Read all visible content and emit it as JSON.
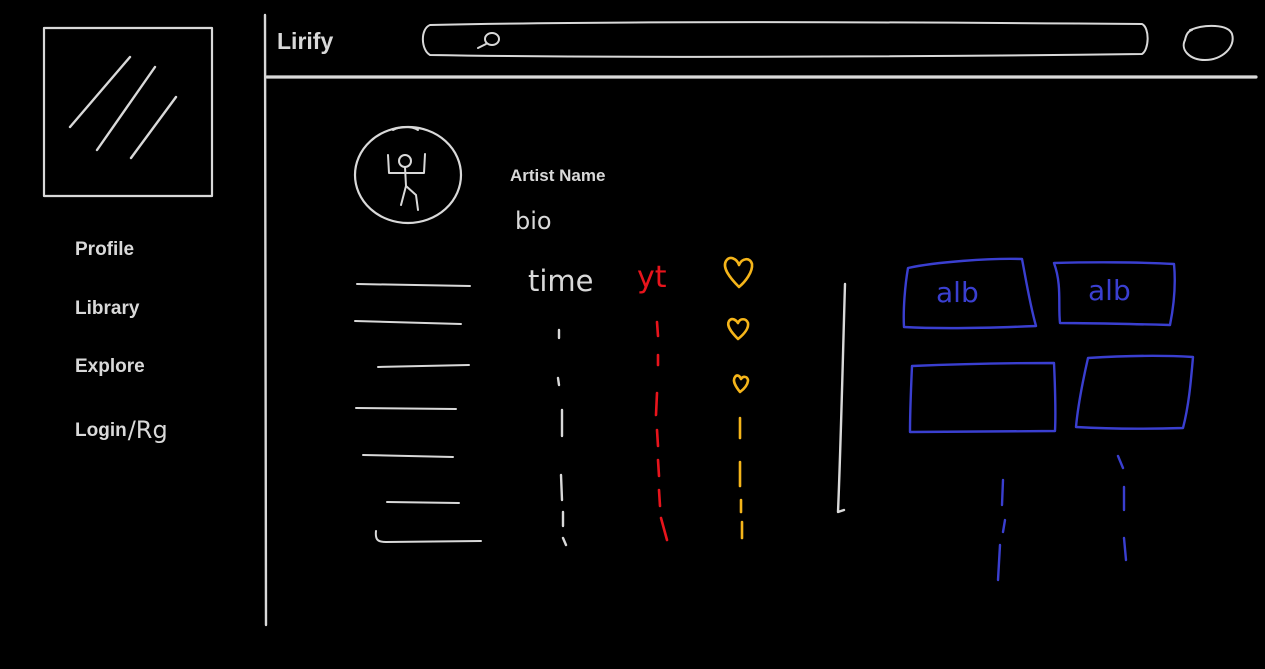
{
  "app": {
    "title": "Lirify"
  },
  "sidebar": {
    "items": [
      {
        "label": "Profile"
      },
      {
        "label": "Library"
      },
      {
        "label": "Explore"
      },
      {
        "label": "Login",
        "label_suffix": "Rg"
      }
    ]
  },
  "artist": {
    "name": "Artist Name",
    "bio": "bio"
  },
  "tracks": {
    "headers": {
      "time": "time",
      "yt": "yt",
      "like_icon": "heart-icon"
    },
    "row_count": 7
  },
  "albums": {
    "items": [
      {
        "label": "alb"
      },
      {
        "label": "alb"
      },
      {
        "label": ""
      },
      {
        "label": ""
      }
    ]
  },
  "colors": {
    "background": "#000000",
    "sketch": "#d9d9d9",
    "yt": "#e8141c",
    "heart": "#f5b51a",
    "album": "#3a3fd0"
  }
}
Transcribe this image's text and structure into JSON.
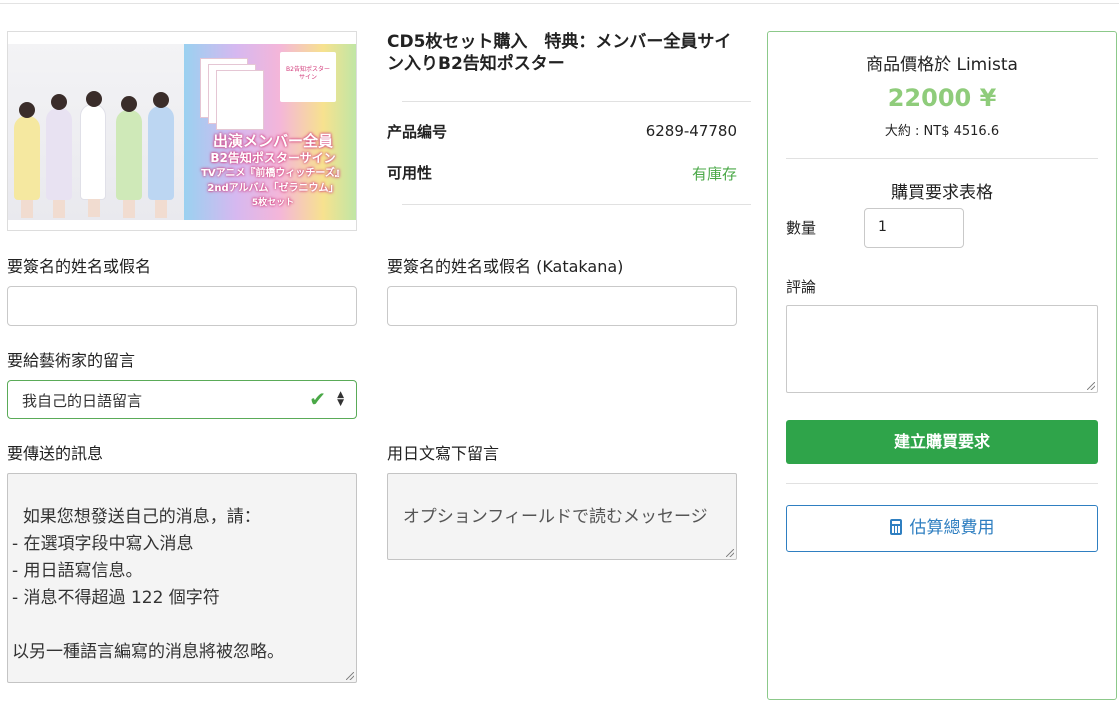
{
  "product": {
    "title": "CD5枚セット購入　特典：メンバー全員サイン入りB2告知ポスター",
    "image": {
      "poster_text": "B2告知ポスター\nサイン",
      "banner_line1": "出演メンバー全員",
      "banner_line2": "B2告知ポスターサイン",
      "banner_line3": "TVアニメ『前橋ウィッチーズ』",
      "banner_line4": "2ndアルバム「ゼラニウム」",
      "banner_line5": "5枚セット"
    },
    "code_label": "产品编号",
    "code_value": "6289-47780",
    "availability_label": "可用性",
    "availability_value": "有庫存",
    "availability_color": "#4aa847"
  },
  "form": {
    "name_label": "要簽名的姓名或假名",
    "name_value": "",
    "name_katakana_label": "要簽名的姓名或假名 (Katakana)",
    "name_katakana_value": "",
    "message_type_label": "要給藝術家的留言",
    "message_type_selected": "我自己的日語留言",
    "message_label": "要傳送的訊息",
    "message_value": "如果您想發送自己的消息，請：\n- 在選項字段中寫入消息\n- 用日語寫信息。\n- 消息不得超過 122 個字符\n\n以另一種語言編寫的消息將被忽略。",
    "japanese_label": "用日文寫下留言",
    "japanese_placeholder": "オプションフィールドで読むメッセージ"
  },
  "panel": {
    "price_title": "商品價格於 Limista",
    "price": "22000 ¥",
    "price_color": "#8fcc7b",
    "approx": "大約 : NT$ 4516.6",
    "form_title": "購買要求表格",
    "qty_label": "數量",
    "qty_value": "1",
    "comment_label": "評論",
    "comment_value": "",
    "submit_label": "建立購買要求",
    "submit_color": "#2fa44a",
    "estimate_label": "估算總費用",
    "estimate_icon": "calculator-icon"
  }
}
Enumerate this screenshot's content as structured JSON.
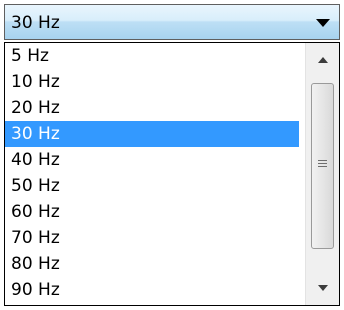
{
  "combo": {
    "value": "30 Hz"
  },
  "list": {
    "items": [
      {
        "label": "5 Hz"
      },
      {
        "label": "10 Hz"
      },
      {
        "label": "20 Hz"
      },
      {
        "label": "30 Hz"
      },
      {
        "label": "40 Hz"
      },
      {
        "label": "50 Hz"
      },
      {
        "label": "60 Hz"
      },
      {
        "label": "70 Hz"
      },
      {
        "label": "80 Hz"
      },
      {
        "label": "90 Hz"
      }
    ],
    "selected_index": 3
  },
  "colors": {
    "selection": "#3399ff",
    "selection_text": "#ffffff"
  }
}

....

**Problem statement**.
Output all of the data exactly as it stands, minus any images.

**Complete answer**.
Read all visible content and emit it as JSON.
{
  "app": {
    "title": "Lirify"
  },
  "sidebar": {
    "items": [
      {
        "label": "Profile"
      },
      {
        "label": "Library"
      },
      {
        "label": "Explore"
      },
      {
        "label": "Login",
        "label_suffix": "Rg"
      }
    ]
  },
  "artist": {
    "name": "Artist Name",
    "bio": "bio"
  },
  "tracks": {
    "headers": {
      "time": "time",
      "yt": "yt",
      "like_icon": "heart-icon"
    },
    "row_count": 7
  },
  "albums": {
    "items": [
      {
        "label": "alb"
      },
      {
        "label": "alb"
      },
      {
        "label": ""
      },
      {
        "label": ""
      }
    ]
  },
  "colors": {
    "background": "#000000",
    "sketch": "#d9d9d9",
    "yt": "#e8141c",
    "heart": "#f5b51a",
    "album": "#3a3fd0"
  }
}
Transcribe this image's text and structure into JSON.
{
  "product": {
    "title": "CD5枚セット購入　特典：メンバー全員サイン入りB2告知ポスター",
    "image": {
      "poster_text": "B2告知ポスター\nサイン",
      "banner_line1": "出演メンバー全員",
      "banner_line2": "B2告知ポスターサイン",
      "banner_line3": "TVアニメ『前橋ウィッチーズ』",
      "banner_line4": "2ndアルバム「ゼラニウム」",
      "banner_line5": "5枚セット"
    },
    "code_label": "产品编号",
    "code_value": "6289-47780",
    "availability_label": "可用性",
    "availability_value": "有庫存",
    "availability_color": "#4aa847"
  },
  "form": {
    "name_label": "要簽名的姓名或假名",
    "name_value": "",
    "name_katakana_label": "要簽名的姓名或假名 (Katakana)",
    "name_katakana_value": "",
    "message_type_label": "要給藝術家的留言",
    "message_type_selected": "我自己的日語留言",
    "message_label": "要傳送的訊息",
    "message_value": "如果您想發送自己的消息，請：\n- 在選項字段中寫入消息\n- 用日語寫信息。\n- 消息不得超過 122 個字符\n\n以另一種語言編寫的消息將被忽略。",
    "japanese_label": "用日文寫下留言",
    "japanese_placeholder": "オプションフィールドで読むメッセージ"
  },
  "panel": {
    "price_title": "商品價格於 Limista",
    "price": "22000 ¥",
    "price_color": "#8fcc7b",
    "approx": "大約 : NT$ 4516.6",
    "form_title": "購買要求表格",
    "qty_label": "數量",
    "qty_value": "1",
    "comment_label": "評論",
    "comment_value": "",
    "submit_label": "建立購買要求",
    "submit_color": "#2fa44a",
    "estimate_label": "估算總費用",
    "estimate_icon": "calculator-icon"
  }
}
Enumerate this screenshot's content as structured JSON.
{
  "combo": {
    "value": "30 Hz"
  },
  "list": {
    "items": [
      {
        "label": "5 Hz"
      },
      {
        "label": "10 Hz"
      },
      {
        "label": "20 Hz"
      },
      {
        "label": "30 Hz"
      },
      {
        "label": "40 Hz"
      },
      {
        "label": "50 Hz"
      },
      {
        "label": "60 Hz"
      },
      {
        "label": "70 Hz"
      },
      {
        "label": "80 Hz"
      },
      {
        "label": "90 Hz"
      }
    ],
    "selected_index": 3
  },
  "colors": {
    "selection": "#3399ff",
    "selection_text": "#ffffff"
  }
}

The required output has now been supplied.